▶ [WORK INSTRUCTIONS]: Reproduce the lines of the listing verbatim, starting at the line containing "- article-column-right: [869, 996, 1644, 1936]" and ending at the line containing "- paragraph: 1°", with both of those lines included.

(Rows from a layout dataset)
================

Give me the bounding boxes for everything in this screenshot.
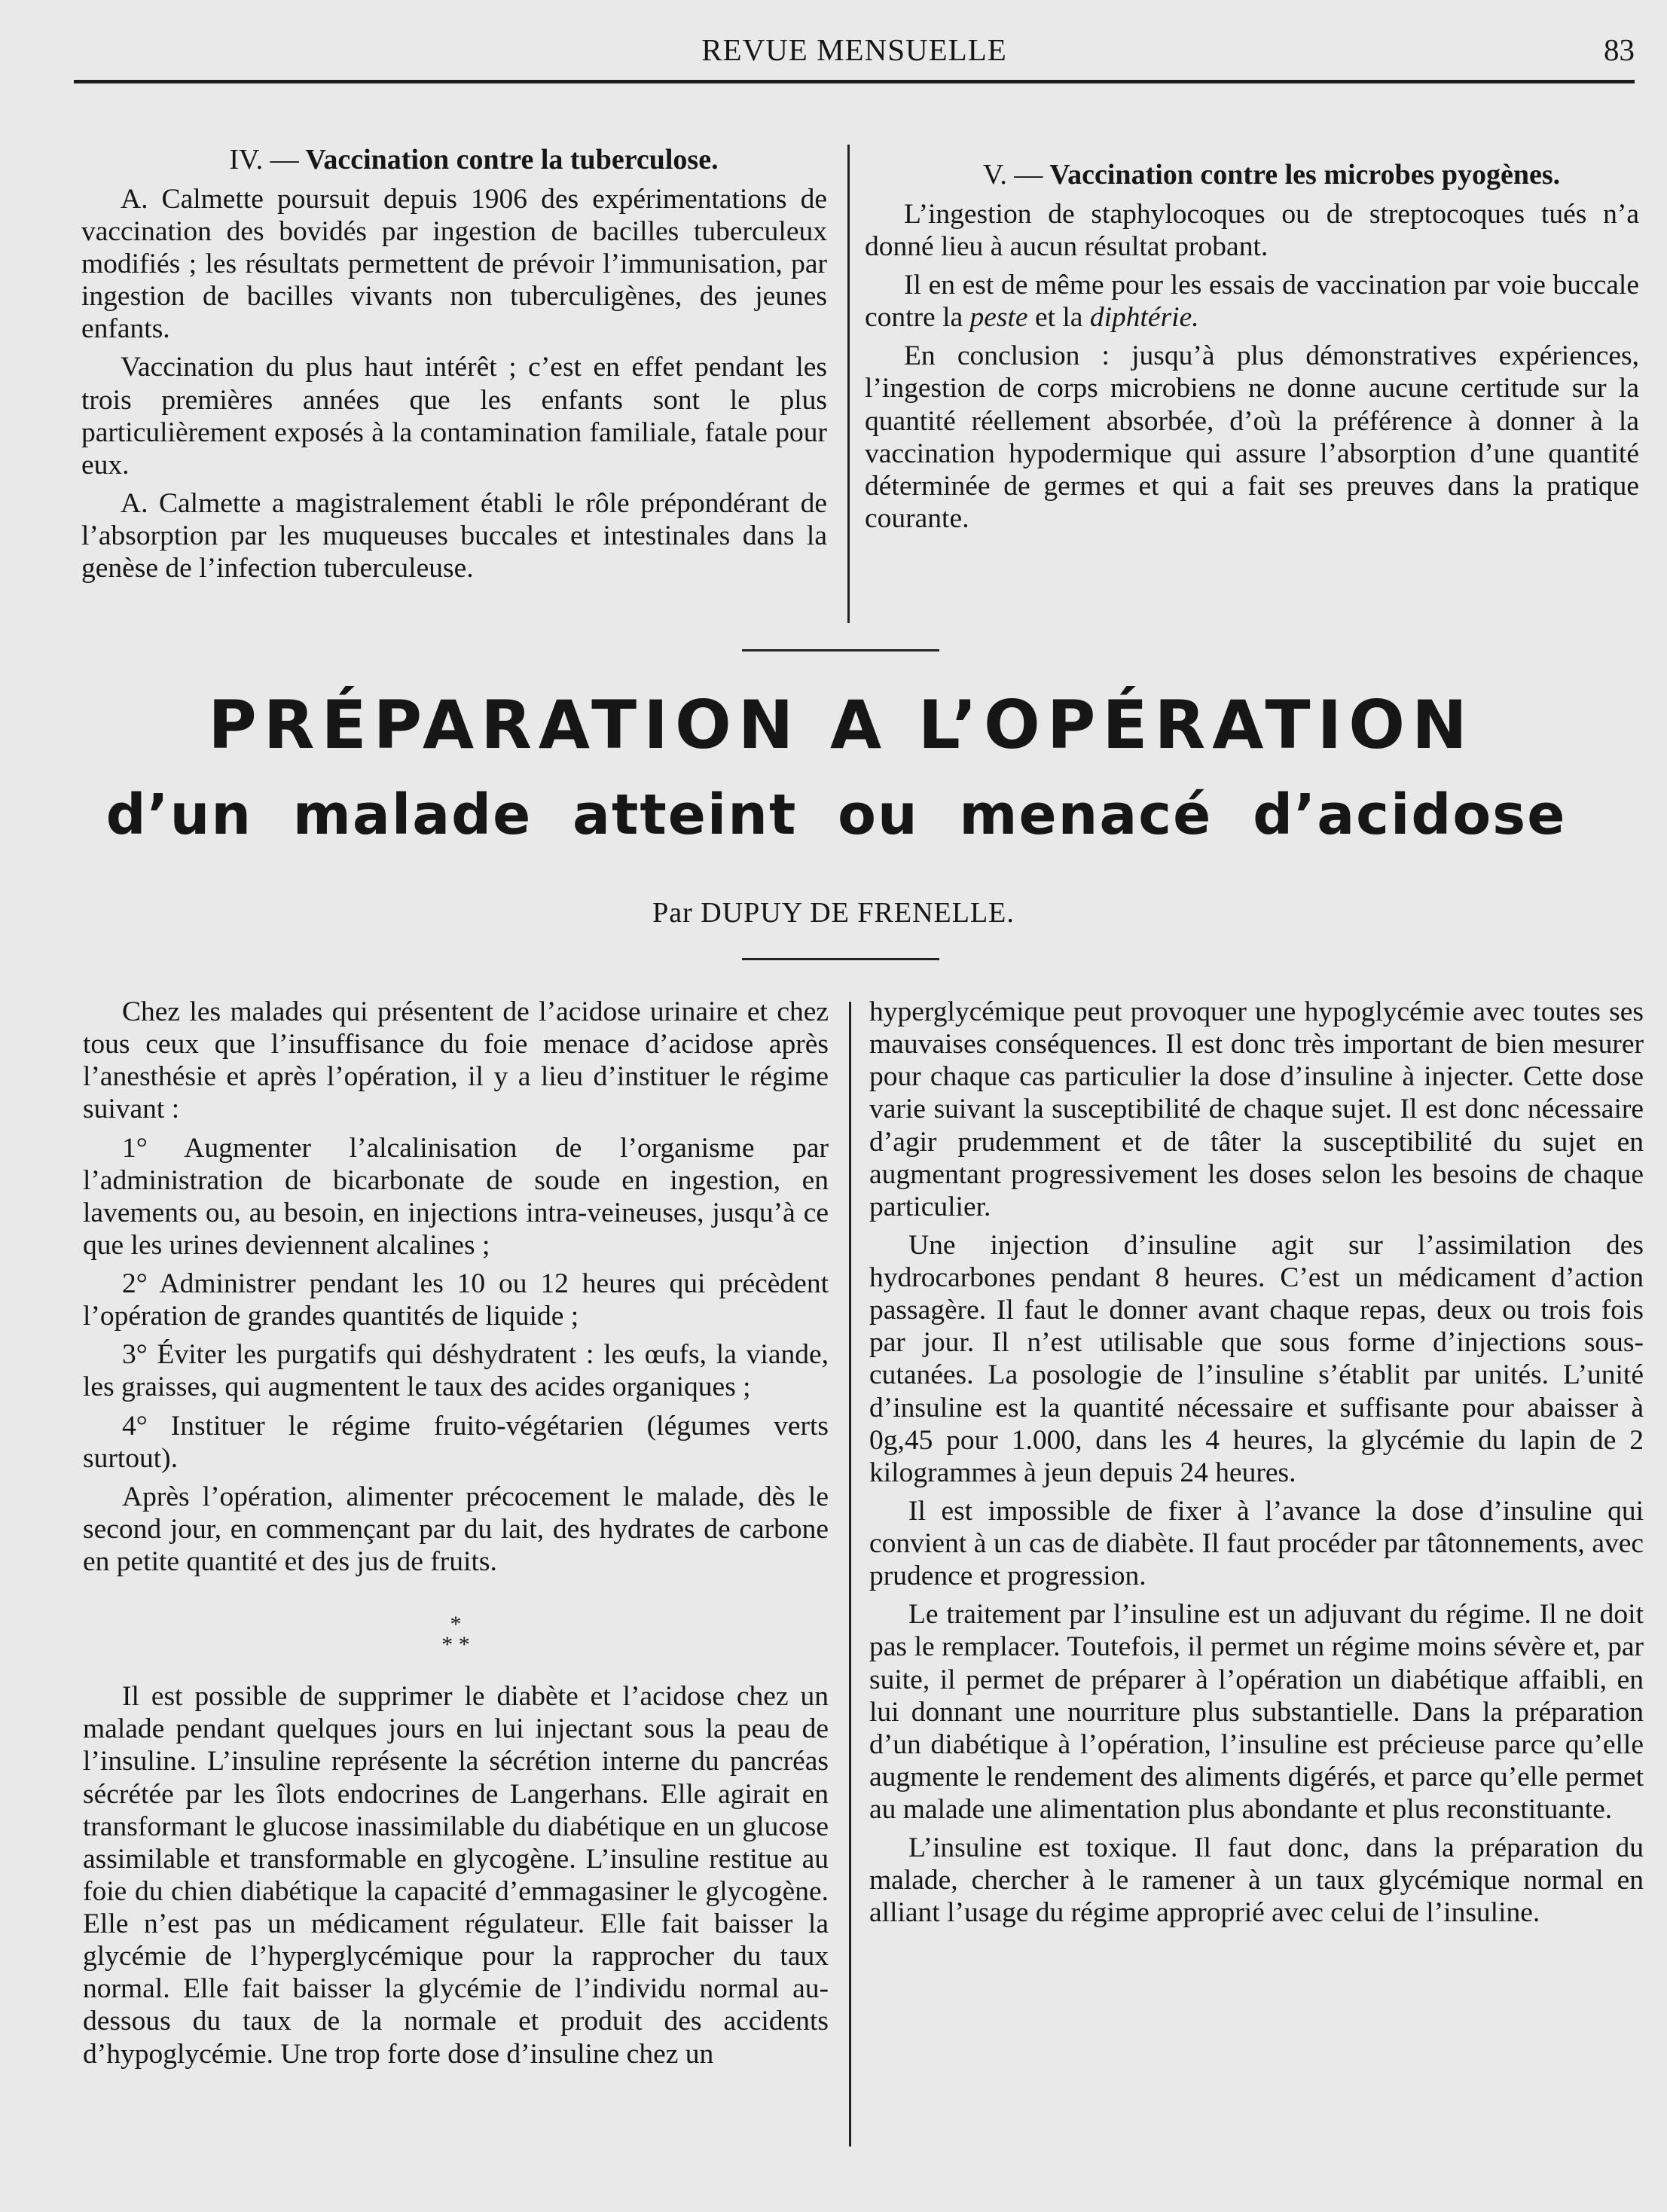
- article-column-right: [869, 996, 1644, 1936]
- column-divider: [847, 145, 850, 623]
- italic-term: diphtérie.: [1089, 302, 1199, 334]
- header-rule: [74, 80, 1635, 84]
- section-iv: [81, 143, 827, 590]
- asterism-bottom: * *: [441, 1632, 470, 1658]
- paragraph: 4° Instituer le régime fruito-végétarien (légumes verts surtout).: [83, 1410, 829, 1474]
- paragraph: 1° Augmenter l’alcalinisation de l’organisme par l’administration de bicarbonate de soude en ingestion, en lavements ou, au besoin, en injections intra-veineuses, jusqu’à ce que les urines deviennent alcalines ;: [83, 1132, 829, 1261]
- separator-rule: [742, 958, 939, 960]
- paragraph: L’ingestion de staphylocoques ou de streptocoques tués n’a donné lieu à aucun résultat probant.: [865, 198, 1639, 262]
- paragraph: Chez les malades qui présentent de l’acidose urinaire et chez tous ceux que l’insuffisance du foie menace d’acidose après l’anesthésie et après l’opération, il y a lieu d’instituer le régime suivant :: [83, 996, 829, 1125]
- running-header: [74, 32, 1635, 74]
- section-number: IV. —: [229, 144, 299, 175]
- page-number: 83: [1604, 32, 1635, 67]
- running-title: REVUE MENSUELLE: [701, 32, 1007, 67]
- paragraph: Il est impossible de fixer à l’avance la dose d’insuline qui convient à un cas de diabète. Il faut procéder par tâtonnements, avec prudence et progression.: [869, 1495, 1644, 1592]
- asterism: [83, 1612, 829, 1658]
- paragraph: Il est possible de supprimer le diabète et l’acidose chez un malade pendant quelques jours en lui injectant sous la peau de l’insuline. L’insuline représente la sécrétion interne du pancréas sécrétée par les îlots endocrines de Langerhans. Elle agirait en transformant le glucose inassimilable du diabétique en un glucose assimilable et transformable en glycogène. L’insuline restitue au foie du chien diabétique la capacité d’emmagasiner le glycogène. Elle n’est pas un médicament régulateur. Elle fait baisser la glycémie de l’hyperglycémique pour la rapprocher du taux normal. Elle fait baisser la glycémie de l’individu normal au-dessous du taux de la normale et produit des accidents d’hypoglycémie. Une trop forte dose d’insuline chez un: [83, 1681, 829, 2070]
- article-byline: Par DUPUY DE FRENELLE.: [652, 897, 1015, 929]
- section-v-heading: [865, 158, 1639, 192]
- section-number: V. —: [982, 159, 1043, 191]
- italic-term: peste: [969, 302, 1028, 334]
- text-run: et la: [1034, 302, 1083, 334]
- section-title: Vaccination contre la tuberculose.: [305, 144, 719, 175]
- column-divider: [849, 1002, 851, 2146]
- separator-rule: [742, 649, 939, 651]
- section-iv-heading: [81, 143, 827, 177]
- paragraph: 2° Administrer pendant les 10 ou 12 heures qui précèdent l’opération de grandes quantités de liquide ;: [83, 1268, 829, 1332]
- asterism-top: *: [450, 1612, 462, 1637]
- paragraph: Le traitement par l’insuline est un adjuvant du régime. Il ne doit pas le remplacer. Toutefois, il permet un régime moins sévère et, par suite, il permet de préparer à l’opération un diabétique affaibli, en lui donnant une nourriture plus substantielle. Dans la préparation d’un diabétique à l’opération, l’insuline est précieuse parce qu’elle augmente le rendement des aliments digérés, et parce qu’elle permet au malade une alimentation plus abondante et plus reconstituante.: [869, 1599, 1644, 1825]
- paragraph: A. Calmette poursuit depuis 1906 des expérimentations de vaccination des bovidés par ingestion de bacilles tuberculeux modifiés ; les résultats permettent de prévoir l’immunisation, par ingestion de bacilles vivants non tuberculigènes, des jeunes enfants.: [81, 183, 827, 345]
- paragraph: hyperglycémique peut provoquer une hypoglycémie avec toutes ses mauvaises conséquences. Il est donc très important de bien mesurer pour chaque cas particulier la dose d’insuline à injecter. Cette dose varie suivant la susceptibilité de chaque sujet. Il est donc nécessaire d’agir prudemment et de tâter la susceptibilité du sujet en augmentant progressivement les doses selon les besoins de chaque particulier.: [869, 996, 1644, 1222]
- paragraph: 3° Éviter les purgatifs qui déshydratent : les œufs, la viande, les graisses, qui augmentent le taux des acides organiques ;: [83, 1339, 829, 1403]
- paragraph: Après l’opération, alimenter précocement le malade, dès le second jour, en commençant par du lait, des hydrates de carbone en petite quantité et des jus de fruits.: [83, 1481, 829, 1577]
- paragraph: Vaccination du plus haut intérêt ; c’est en effet pendant les trois premières années que les enfants sont le plus particulièrement exposés à la contamination familiale, fatale pour eux.: [81, 352, 827, 481]
- text-run: Il en est de même pour les essais de vaccination par voie buccale contre la: [865, 270, 1639, 334]
- section-title: Vaccination contre les microbes pyogènes.: [1049, 159, 1561, 191]
- article-subtitle: d’un malade atteint ou menacé d’acidose: [105, 783, 1567, 847]
- paragraph: Une injection d’insuline agit sur l’assimilation des hydrocarbones pendant 8 heures. C’est un médicament d’action passagère. Il faut le donner avant chaque repas, deux ou trois fois par jour. Il n’est utilisable que sous forme d’injections sous-cutanées. La posologie de l’insuline s’établit par unités. L’unité d’insuline est la quantité nécessaire et suffisante pour abaisser à 0g,45 pour 1.000, dans les 4 heures, la glycémie du lapin de 2 kilogrammes à jeun depuis 24 heures.: [869, 1229, 1644, 1488]
- paragraph: En conclusion : jusqu’à plus démonstratives expériences, l’ingestion de corps microbiens ne donne aucune certitude sur la quantité réellement absorbée, d’où la préférence à donner à la vaccination hypodermique qui assure l’absorption d’une quantité déterminée de germes et qui a fait ses preuves dans la pratique courante.: [865, 340, 1639, 534]
- paragraph: A. Calmette a magistralement établi le rôle prépondérant de l’absorption par les muqueuses buccales et intestinales dans la genèse de l’infection tuberculeuse.: [81, 487, 827, 584]
- paragraph: L’insuline est toxique. Il faut donc, dans la préparation du malade, chercher à le ramener à un taux glycémique normal en alliant l’usage du régime approprié avec celui de l’insuline.: [869, 1832, 1644, 1929]
- section-v: [865, 158, 1639, 541]
- paragraph: [865, 269, 1639, 334]
- article-column-left: [83, 996, 829, 2076]
- article-title: PRÉPARATION A L’OPÉRATION: [208, 686, 1474, 764]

================

▶ [RESPONSE FOR THIS EXERCISE]:
- article-column-right: [869, 996, 1644, 1936]
- column-divider: [847, 145, 850, 623]
- italic-term: diphtérie.: [1089, 302, 1199, 334]
- header-rule: [74, 80, 1635, 84]
- section-iv: [81, 143, 827, 590]
- asterism-bottom: * *: [441, 1632, 470, 1658]
- paragraph: 4° Instituer le régime fruito-végétarien (légumes verts surtout).: [83, 1410, 829, 1474]
- paragraph: 1° Augmenter l’alcalinisation de l’organisme par l’administration de bicarbonate de soude en ingestion, en lavements ou, au besoin, en injections intra-veineuses, jusqu’à ce que les urines deviennent alcalines ;: [83, 1132, 829, 1261]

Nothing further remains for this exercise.